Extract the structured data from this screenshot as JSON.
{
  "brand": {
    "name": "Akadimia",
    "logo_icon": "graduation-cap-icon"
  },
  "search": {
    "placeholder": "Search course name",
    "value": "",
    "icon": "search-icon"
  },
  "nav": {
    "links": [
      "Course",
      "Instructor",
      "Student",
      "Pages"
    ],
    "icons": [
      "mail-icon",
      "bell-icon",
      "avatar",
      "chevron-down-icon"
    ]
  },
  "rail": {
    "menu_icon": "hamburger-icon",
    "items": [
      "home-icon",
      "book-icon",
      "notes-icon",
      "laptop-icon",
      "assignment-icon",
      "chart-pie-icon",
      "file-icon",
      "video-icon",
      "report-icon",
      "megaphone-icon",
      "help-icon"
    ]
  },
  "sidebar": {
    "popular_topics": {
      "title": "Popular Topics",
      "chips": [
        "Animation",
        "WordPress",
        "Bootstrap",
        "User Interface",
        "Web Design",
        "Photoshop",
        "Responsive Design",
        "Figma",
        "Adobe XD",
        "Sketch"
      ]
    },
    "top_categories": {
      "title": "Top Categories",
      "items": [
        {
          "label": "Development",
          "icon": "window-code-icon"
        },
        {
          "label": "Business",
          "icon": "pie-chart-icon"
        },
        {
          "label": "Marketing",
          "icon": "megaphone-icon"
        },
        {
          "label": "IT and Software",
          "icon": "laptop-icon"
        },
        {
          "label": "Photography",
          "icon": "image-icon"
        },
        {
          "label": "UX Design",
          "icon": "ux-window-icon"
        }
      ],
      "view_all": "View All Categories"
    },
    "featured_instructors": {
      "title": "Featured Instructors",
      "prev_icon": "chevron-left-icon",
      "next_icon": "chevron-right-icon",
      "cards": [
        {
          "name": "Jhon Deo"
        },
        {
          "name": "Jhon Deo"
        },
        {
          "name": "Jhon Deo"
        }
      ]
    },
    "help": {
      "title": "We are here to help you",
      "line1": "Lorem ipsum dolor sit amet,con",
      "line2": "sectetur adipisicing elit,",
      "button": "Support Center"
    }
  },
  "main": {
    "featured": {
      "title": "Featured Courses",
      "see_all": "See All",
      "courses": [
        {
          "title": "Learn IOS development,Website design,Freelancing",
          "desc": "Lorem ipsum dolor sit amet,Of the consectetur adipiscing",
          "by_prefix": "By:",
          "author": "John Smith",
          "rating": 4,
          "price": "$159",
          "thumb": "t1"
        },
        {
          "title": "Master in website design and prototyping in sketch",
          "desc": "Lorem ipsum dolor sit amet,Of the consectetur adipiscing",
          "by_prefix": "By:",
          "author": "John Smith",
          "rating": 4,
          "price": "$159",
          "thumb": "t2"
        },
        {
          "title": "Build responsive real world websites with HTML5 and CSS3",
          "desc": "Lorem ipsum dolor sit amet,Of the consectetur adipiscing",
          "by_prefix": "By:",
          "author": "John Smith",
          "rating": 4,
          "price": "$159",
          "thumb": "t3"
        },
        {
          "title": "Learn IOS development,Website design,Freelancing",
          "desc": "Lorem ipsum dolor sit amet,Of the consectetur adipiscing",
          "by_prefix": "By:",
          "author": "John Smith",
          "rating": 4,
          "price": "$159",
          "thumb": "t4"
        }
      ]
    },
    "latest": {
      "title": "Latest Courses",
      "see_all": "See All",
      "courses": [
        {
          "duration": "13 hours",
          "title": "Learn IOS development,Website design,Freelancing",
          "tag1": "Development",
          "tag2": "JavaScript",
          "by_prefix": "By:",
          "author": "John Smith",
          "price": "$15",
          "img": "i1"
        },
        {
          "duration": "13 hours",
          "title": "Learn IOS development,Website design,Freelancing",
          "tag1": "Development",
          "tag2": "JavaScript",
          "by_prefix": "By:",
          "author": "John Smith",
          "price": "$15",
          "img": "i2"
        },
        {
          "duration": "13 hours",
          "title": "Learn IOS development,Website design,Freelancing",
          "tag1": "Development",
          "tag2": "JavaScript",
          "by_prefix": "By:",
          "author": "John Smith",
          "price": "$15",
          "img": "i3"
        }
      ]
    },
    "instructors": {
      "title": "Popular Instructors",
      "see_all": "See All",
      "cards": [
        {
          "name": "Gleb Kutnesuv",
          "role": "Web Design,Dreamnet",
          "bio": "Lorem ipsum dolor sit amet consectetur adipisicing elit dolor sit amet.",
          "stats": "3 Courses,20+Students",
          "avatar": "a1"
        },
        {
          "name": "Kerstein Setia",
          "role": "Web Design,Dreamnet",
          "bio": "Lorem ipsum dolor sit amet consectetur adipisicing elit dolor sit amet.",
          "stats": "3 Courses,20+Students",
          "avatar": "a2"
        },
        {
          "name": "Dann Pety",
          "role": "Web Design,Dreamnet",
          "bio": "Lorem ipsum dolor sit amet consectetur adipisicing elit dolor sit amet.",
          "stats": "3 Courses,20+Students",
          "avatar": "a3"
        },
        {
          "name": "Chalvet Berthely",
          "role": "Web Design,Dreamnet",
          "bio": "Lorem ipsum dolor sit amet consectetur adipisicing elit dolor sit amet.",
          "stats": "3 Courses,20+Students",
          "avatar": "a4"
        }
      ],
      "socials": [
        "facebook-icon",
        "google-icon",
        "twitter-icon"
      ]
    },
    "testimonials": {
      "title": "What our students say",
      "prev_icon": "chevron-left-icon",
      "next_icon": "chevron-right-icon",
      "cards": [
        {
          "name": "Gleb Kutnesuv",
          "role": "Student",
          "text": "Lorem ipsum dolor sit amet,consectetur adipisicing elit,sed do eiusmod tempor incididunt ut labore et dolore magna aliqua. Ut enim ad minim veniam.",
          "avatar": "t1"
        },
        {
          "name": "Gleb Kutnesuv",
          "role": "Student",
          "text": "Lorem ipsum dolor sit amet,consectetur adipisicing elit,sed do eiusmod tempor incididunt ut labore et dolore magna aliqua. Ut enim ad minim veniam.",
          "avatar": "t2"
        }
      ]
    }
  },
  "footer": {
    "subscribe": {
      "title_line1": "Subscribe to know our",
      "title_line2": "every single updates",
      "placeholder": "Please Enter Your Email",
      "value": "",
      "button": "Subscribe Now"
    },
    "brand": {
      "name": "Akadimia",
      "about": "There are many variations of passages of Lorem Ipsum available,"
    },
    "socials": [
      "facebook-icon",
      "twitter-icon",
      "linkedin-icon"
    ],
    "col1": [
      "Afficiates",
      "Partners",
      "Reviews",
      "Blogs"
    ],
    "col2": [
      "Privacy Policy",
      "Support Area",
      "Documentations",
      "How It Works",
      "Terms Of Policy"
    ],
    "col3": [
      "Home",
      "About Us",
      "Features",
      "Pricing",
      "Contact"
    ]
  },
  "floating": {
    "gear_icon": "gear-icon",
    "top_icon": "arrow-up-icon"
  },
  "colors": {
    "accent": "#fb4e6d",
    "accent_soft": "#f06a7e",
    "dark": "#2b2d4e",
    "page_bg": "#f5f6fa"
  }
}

********************

**What to produce**
Each line that holds the word "avatar" is to be copied.

**Worked solution**
      "avatar",
          "avatar": "a1"
          "avatar": "a2"
          "avatar": "a3"
          "avatar": "a4"
          "avatar": "t1"
          "avatar": "t2"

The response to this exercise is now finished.